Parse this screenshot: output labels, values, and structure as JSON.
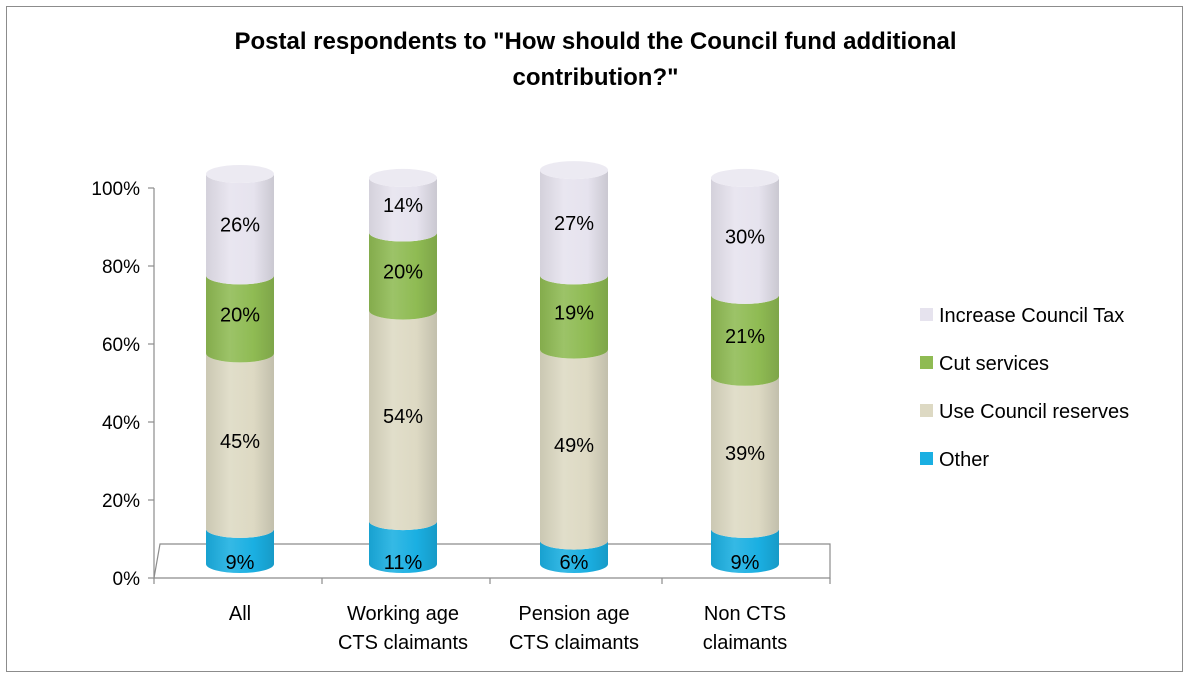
{
  "chart_data": {
    "type": "bar",
    "stacked": true,
    "style": "3d-cylinder",
    "title_lines": [
      "Postal respondents to \"How should the Council fund additional",
      "contribution?\""
    ],
    "categories": [
      [
        "All"
      ],
      [
        "Working age",
        "CTS claimants"
      ],
      [
        "Pension age",
        "CTS claimants"
      ],
      [
        "Non CTS",
        "claimants"
      ]
    ],
    "series": [
      {
        "name": "Other",
        "values": [
          9,
          11,
          6,
          9
        ],
        "color": "#1aafe2",
        "labels": [
          "9%",
          "11%",
          "6%",
          "9%"
        ]
      },
      {
        "name": "Use Council reserves",
        "values": [
          45,
          54,
          49,
          39
        ],
        "color": "#ddd9c3",
        "labels": [
          "45%",
          "54%",
          "49%",
          "39%"
        ]
      },
      {
        "name": "Cut services",
        "values": [
          20,
          20,
          19,
          21
        ],
        "color": "#8fbb53",
        "labels": [
          "20%",
          "20%",
          "19%",
          "21%"
        ]
      },
      {
        "name": "Increase Council Tax",
        "values": [
          26,
          14,
          27,
          30
        ],
        "color": "#e6e3ee",
        "labels": [
          "26%",
          "14%",
          "27%",
          "30%"
        ]
      }
    ],
    "yticks": [
      "0%",
      "20%",
      "40%",
      "60%",
      "80%",
      "100%"
    ],
    "ylim": [
      0,
      100
    ],
    "legend_position": "right",
    "legend_order": [
      "Increase Council Tax",
      "Cut services",
      "Use Council reserves",
      "Other"
    ]
  }
}
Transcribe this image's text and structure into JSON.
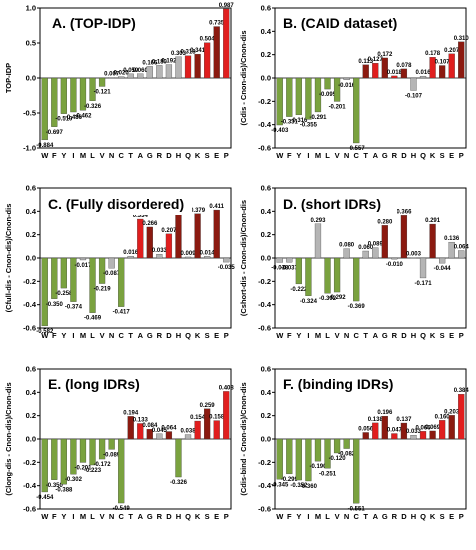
{
  "figure": {
    "colors": {
      "green": "#7aa23f",
      "gray": "#b5b5b5",
      "red_dark": "#8b1a10",
      "red_bright": "#e01e1e",
      "title_box_fill": "#ffffff"
    }
  },
  "chart_data": [
    {
      "id": "A",
      "type": "bar",
      "title": "A. (TOP-IDP)",
      "ylabel": "TOP-IDP",
      "ylim": [
        -1.0,
        1.0
      ],
      "yticks": [
        -1.0,
        -0.5,
        0.0,
        0.5,
        1.0
      ],
      "ytick_labels": [
        "-1.0",
        "-0.5",
        "0.0",
        "0.5",
        "1.0"
      ],
      "categories": [
        "W",
        "F",
        "Y",
        "I",
        "M",
        "L",
        "V",
        "N",
        "C",
        "T",
        "A",
        "G",
        "R",
        "D",
        "H",
        "Q",
        "K",
        "S",
        "E",
        "P"
      ],
      "values": [
        -0.884,
        -0.697,
        -0.51,
        -0.486,
        -0.462,
        -0.326,
        -0.121,
        0.007,
        0.02,
        0.059,
        0.06,
        0.166,
        0.18,
        0.192,
        0.303,
        0.318,
        0.341,
        0.504,
        0.735,
        0.987
      ],
      "bar_colors": [
        "green",
        "green",
        "green",
        "green",
        "green",
        "green",
        "green",
        "gray",
        "gray",
        "gray",
        "gray",
        "gray",
        "gray",
        "gray",
        "gray",
        "red_bright",
        "red_dark",
        "red_bright",
        "red_dark",
        "red_bright"
      ],
      "data_labels": [
        "-0.884",
        "-0.697",
        "-0.510",
        "-0.486",
        "-0.462",
        "-0.326",
        "-0.121",
        "0.007",
        "0.020",
        "0.059",
        "0.060",
        "0.166",
        "0.180",
        "0.192",
        "0.303",
        "0.318",
        "0.341",
        "0.504",
        "0.735",
        "0.987"
      ]
    },
    {
      "id": "B",
      "type": "bar",
      "title": "B. (CAID dataset)",
      "ylabel": "(Cdis - Cnon-dis)/Cnon-dis",
      "ylim": [
        -0.6,
        0.6
      ],
      "yticks": [
        -0.6,
        -0.4,
        -0.2,
        0.0,
        0.2,
        0.4,
        0.6
      ],
      "ytick_labels": [
        "-0.6",
        "-0.4",
        "-0.2",
        "0.0",
        "0.2",
        "0.4",
        "0.6"
      ],
      "categories": [
        "W",
        "F",
        "Y",
        "I",
        "M",
        "L",
        "V",
        "N",
        "C",
        "T",
        "A",
        "G",
        "R",
        "D",
        "H",
        "Q",
        "K",
        "S",
        "E",
        "P"
      ],
      "values": [
        -0.403,
        -0.331,
        -0.316,
        -0.355,
        -0.291,
        -0.095,
        -0.201,
        -0.016,
        -0.557,
        0.113,
        0.127,
        0.172,
        0.018,
        0.078,
        -0.107,
        0.016,
        0.178,
        0.107,
        0.207,
        0.31
      ],
      "bar_colors": [
        "green",
        "green",
        "green",
        "green",
        "green",
        "green",
        "green",
        "gray",
        "green",
        "red_dark",
        "red_bright",
        "red_dark",
        "red_bright",
        "red_dark",
        "gray",
        "gray",
        "red_bright",
        "red_dark",
        "red_bright",
        "red_dark"
      ],
      "data_labels": [
        "-0.403",
        "-0.331",
        "-0.316",
        "-0.355",
        "-0.291",
        "-0.095",
        "-0.201",
        "-0.016",
        "-0.557",
        "0.113",
        "0.127",
        "0.172",
        "0.018",
        "0.078",
        "-0.107",
        "0.016",
        "0.178",
        "0.107",
        "0.207",
        "0.310"
      ]
    },
    {
      "id": "C",
      "type": "bar",
      "title": "C. (Fully disordered)",
      "ylabel": "(Cfull-dis - Cnon-dis)/Cnon-dis",
      "ylim": [
        -0.6,
        0.6
      ],
      "yticks": [
        -0.6,
        -0.4,
        -0.2,
        0.0,
        0.2,
        0.4,
        0.6
      ],
      "ytick_labels": [
        "-0.6",
        "-0.4",
        "-0.2",
        "0.0",
        "0.2",
        "0.4",
        "0.6"
      ],
      "categories": [
        "W",
        "F",
        "Y",
        "I",
        "M",
        "L",
        "V",
        "N",
        "C",
        "T",
        "A",
        "G",
        "R",
        "D",
        "H",
        "Q",
        "K",
        "S",
        "E",
        "P"
      ],
      "values": [
        -0.582,
        -0.35,
        -0.258,
        -0.374,
        -0.017,
        -0.469,
        -0.219,
        -0.087,
        -0.417,
        0.016,
        0.334,
        0.266,
        0.033,
        0.207,
        0.375,
        0.009,
        0.379,
        0.014,
        0.411,
        -0.035
      ],
      "bar_colors": [
        "green",
        "green",
        "green",
        "green",
        "gray",
        "green",
        "green",
        "gray",
        "green",
        "gray",
        "red_bright",
        "red_dark",
        "gray",
        "red_bright",
        "red_dark",
        "gray",
        "red_dark",
        "gray",
        "red_dark",
        "gray"
      ],
      "data_labels": [
        "-0.582",
        "-0.350",
        "-0.258",
        "-0.374",
        "-0.017",
        "-0.469",
        "-0.219",
        "-0.087",
        "-0.417",
        "0.016",
        "0.334",
        "0.266",
        "0.033",
        "0.207",
        "0.375",
        "0.009",
        "0.379",
        "0.014",
        "0.411",
        "-0.035"
      ]
    },
    {
      "id": "D",
      "type": "bar",
      "title": "D. (short IDRs)",
      "ylabel": "(Cshort-dis - Cnon-dis)/Cnon-dis",
      "ylim": [
        -0.6,
        0.6
      ],
      "yticks": [
        -0.6,
        -0.4,
        -0.2,
        0.0,
        0.2,
        0.4,
        0.6
      ],
      "ytick_labels": [
        "-0.6",
        "-0.4",
        "-0.2",
        "0.0",
        "0.2",
        "0.4",
        "0.6"
      ],
      "categories": [
        "W",
        "F",
        "Y",
        "I",
        "M",
        "L",
        "V",
        "N",
        "C",
        "T",
        "A",
        "G",
        "R",
        "D",
        "H",
        "Q",
        "K",
        "S",
        "E",
        "P"
      ],
      "values": [
        -0.038,
        -0.037,
        -0.222,
        -0.324,
        0.293,
        -0.302,
        -0.292,
        0.08,
        -0.369,
        0.06,
        0.089,
        0.28,
        -0.01,
        0.366,
        0.003,
        -0.171,
        0.291,
        -0.044,
        0.136,
        0.064
      ],
      "bar_colors": [
        "gray",
        "gray",
        "green",
        "green",
        "gray",
        "green",
        "green",
        "gray",
        "green",
        "gray",
        "gray",
        "red_dark",
        "gray",
        "red_dark",
        "gray",
        "gray",
        "red_dark",
        "gray",
        "gray",
        "gray"
      ],
      "data_labels": [
        "-0.038",
        "-0.037",
        "-0.222",
        "-0.324",
        "0.293",
        "-0.302",
        "-0.292",
        "0.080",
        "-0.369",
        "0.060",
        "0.089",
        "0.280",
        "-0.010",
        "0.366",
        "0.003",
        "-0.171",
        "0.291",
        "-0.044",
        "0.136",
        "0.064"
      ]
    },
    {
      "id": "E",
      "type": "bar",
      "title": "E. (long IDRs)",
      "ylabel": "(Clong-dis - Cnon-dis)/Cnon-dis",
      "ylim": [
        -0.6,
        0.6
      ],
      "yticks": [
        -0.6,
        -0.4,
        -0.2,
        0.0,
        0.2,
        0.4,
        0.6
      ],
      "ytick_labels": [
        "-0.6",
        "-0.4",
        "-0.2",
        "0.0",
        "0.2",
        "0.4",
        "0.6"
      ],
      "categories": [
        "W",
        "F",
        "Y",
        "I",
        "M",
        "L",
        "V",
        "N",
        "C",
        "T",
        "A",
        "G",
        "R",
        "D",
        "H",
        "Q",
        "K",
        "S",
        "E",
        "P"
      ],
      "values": [
        -0.454,
        -0.35,
        -0.388,
        -0.302,
        -0.201,
        -0.223,
        -0.172,
        -0.089,
        -0.549,
        0.194,
        0.133,
        0.084,
        0.045,
        0.064,
        -0.326,
        0.038,
        0.154,
        0.259,
        0.158,
        0.408
      ],
      "bar_colors": [
        "green",
        "green",
        "green",
        "green",
        "green",
        "green",
        "green",
        "green",
        "green",
        "red_dark",
        "red_bright",
        "red_dark",
        "gray",
        "red_dark",
        "green",
        "gray",
        "red_bright",
        "red_dark",
        "red_bright",
        "red_bright"
      ],
      "data_labels": [
        "-0.454",
        "-0.350",
        "-0.388",
        "-0.302",
        "-0.201",
        "-0.223",
        "-0.172",
        "-0.089",
        "-0.549",
        "0.194",
        "0.133",
        "0.084",
        "0.045",
        "0.064",
        "-0.326",
        "0.038",
        "0.154",
        "0.259",
        "0.158",
        "0.408"
      ]
    },
    {
      "id": "F",
      "type": "bar",
      "title": "F. (binding IDRs)",
      "ylabel": "(Cdis-bind - Cnon-dis)/Cnon-dis",
      "ylim": [
        -0.6,
        0.6
      ],
      "yticks": [
        -0.6,
        -0.4,
        -0.2,
        0.0,
        0.2,
        0.4,
        0.6
      ],
      "ytick_labels": [
        "-0.6",
        "-0.4",
        "-0.2",
        "0.0",
        "0.2",
        "0.4",
        "0.6"
      ],
      "categories": [
        "W",
        "F",
        "Y",
        "I",
        "M",
        "L",
        "V",
        "N",
        "C",
        "T",
        "A",
        "G",
        "R",
        "D",
        "H",
        "Q",
        "K",
        "S",
        "E",
        "P"
      ],
      "values": [
        -0.345,
        -0.299,
        -0.352,
        -0.36,
        -0.19,
        -0.251,
        -0.12,
        -0.082,
        -0.551,
        0.056,
        0.138,
        0.196,
        0.047,
        0.137,
        0.033,
        0.066,
        0.069,
        0.16,
        0.203,
        0.384
      ],
      "bar_colors": [
        "green",
        "green",
        "green",
        "green",
        "green",
        "green",
        "green",
        "green",
        "green",
        "red_dark",
        "red_bright",
        "red_dark",
        "red_bright",
        "red_dark",
        "gray",
        "red_bright",
        "red_dark",
        "red_bright",
        "red_dark",
        "red_bright"
      ],
      "data_labels": [
        "-0.345",
        "-0.299",
        "-0.352",
        "-0.360",
        "-0.190",
        "-0.251",
        "-0.120",
        "-0.082",
        "-0.551",
        "0.056",
        "0.138",
        "0.196",
        "0.047",
        "0.137",
        "0.033",
        "0.066",
        "0.069",
        "0.160",
        "0.203",
        "0.384"
      ]
    }
  ]
}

* * * * * * * * *

In how many lines does the word "Council" appear? Respond with the number alone.

5